Do this
Identify each line below that contains the word "posto", and copy it out.

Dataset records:
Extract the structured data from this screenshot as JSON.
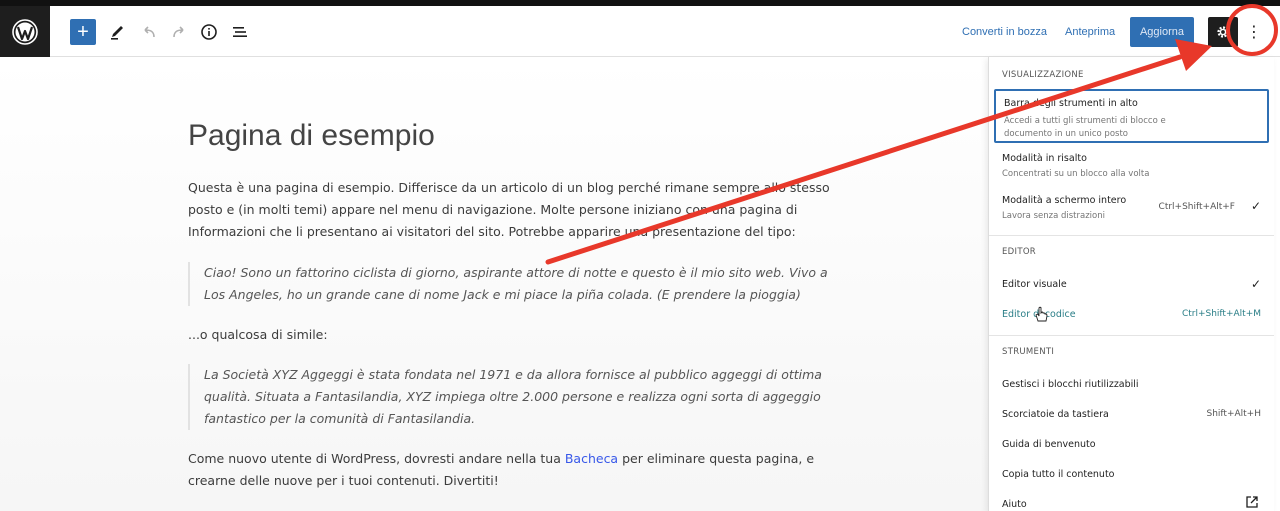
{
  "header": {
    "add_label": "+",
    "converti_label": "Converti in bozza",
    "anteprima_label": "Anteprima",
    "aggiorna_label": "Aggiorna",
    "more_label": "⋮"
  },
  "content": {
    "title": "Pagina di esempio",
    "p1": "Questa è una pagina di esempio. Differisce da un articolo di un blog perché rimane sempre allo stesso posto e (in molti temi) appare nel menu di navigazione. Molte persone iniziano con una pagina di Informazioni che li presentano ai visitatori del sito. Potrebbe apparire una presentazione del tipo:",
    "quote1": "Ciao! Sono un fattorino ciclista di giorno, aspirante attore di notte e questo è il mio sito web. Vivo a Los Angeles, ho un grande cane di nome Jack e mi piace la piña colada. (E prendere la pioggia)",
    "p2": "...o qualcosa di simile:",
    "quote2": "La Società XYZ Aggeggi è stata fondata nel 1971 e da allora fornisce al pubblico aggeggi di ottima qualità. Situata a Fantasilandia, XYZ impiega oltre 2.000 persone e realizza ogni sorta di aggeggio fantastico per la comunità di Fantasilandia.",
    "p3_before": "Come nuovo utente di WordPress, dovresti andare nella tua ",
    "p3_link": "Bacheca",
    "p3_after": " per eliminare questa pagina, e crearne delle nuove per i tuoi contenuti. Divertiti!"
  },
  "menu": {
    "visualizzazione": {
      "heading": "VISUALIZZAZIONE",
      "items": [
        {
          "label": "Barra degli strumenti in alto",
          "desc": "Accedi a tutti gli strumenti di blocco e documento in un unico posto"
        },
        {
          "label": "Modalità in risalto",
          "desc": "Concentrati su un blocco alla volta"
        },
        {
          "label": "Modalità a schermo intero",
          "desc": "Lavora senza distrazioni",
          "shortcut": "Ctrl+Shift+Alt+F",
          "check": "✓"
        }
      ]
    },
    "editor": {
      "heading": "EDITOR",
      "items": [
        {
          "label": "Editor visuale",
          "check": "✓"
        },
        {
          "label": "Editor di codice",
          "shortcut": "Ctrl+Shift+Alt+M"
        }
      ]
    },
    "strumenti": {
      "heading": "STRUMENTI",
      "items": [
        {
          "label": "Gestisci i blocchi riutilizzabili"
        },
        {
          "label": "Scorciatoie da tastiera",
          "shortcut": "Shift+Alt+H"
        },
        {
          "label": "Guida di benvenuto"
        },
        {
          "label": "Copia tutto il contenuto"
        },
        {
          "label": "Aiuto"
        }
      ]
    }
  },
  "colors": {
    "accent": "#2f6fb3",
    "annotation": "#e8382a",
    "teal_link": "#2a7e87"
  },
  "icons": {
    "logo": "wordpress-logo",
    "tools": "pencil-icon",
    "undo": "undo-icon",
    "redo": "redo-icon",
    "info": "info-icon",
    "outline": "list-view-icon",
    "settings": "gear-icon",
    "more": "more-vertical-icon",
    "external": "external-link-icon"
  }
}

Result of this exercise
    "p1": "Questa è una pagina di esempio. Differisce da un articolo di un blog perché rimane sempre allo stesso posto e (in molti temi) appare nel menu di navigazione. Molte persone iniziano con una pagina di Informazioni che li presentano ai visitatori del sito. Potrebbe apparire una presentazione del tipo:",
          "desc": "Accedi a tutti gli strumenti di blocco e documento in un unico posto"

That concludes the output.